[What this task involves]
Each line holding the word "nbatch" counts once; give the total and nothing more.

Stored data
◇ ◇ ◇ ◇ ◇

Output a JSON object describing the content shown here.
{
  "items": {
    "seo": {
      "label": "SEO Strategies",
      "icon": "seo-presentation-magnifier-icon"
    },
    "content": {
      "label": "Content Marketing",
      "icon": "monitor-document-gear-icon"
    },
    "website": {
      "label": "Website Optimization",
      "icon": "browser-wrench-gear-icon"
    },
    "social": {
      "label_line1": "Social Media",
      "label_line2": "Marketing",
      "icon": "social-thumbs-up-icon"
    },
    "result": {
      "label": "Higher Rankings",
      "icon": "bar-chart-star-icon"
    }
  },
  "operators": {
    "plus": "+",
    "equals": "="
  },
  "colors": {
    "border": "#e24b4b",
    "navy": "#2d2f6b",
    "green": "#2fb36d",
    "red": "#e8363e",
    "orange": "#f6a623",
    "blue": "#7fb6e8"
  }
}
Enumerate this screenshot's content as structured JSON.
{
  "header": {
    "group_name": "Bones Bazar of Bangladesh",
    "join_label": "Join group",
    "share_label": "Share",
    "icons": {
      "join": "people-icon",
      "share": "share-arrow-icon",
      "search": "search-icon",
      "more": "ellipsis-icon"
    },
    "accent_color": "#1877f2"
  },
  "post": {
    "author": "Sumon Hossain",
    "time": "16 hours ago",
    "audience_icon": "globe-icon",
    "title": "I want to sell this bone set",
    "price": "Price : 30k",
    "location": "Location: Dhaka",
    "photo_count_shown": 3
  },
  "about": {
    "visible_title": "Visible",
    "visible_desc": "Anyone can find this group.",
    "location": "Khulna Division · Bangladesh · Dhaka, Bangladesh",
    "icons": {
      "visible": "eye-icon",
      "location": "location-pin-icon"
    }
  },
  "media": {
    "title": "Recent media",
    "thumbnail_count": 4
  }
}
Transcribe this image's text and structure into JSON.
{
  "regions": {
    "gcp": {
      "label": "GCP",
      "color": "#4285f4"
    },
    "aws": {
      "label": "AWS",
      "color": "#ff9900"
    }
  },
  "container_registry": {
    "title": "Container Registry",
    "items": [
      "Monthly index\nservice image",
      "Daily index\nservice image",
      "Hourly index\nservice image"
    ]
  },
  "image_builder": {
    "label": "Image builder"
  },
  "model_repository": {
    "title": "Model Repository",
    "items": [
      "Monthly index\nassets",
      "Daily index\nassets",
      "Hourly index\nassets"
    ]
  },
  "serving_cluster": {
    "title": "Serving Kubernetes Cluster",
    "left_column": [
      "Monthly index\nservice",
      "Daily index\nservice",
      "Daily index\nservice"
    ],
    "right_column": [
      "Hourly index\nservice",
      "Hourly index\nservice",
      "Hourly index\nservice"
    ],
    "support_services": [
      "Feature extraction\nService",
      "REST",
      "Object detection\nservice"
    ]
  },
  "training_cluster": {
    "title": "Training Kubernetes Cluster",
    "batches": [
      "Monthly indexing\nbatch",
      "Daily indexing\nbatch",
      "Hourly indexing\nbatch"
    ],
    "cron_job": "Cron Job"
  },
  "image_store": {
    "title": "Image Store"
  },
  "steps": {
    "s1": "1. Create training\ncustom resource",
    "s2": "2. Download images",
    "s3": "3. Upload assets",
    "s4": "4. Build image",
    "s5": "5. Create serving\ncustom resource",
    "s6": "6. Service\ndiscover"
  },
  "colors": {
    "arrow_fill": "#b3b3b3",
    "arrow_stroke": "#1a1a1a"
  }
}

◇ ◇ ◇ ◇ ◇

[Written response]
3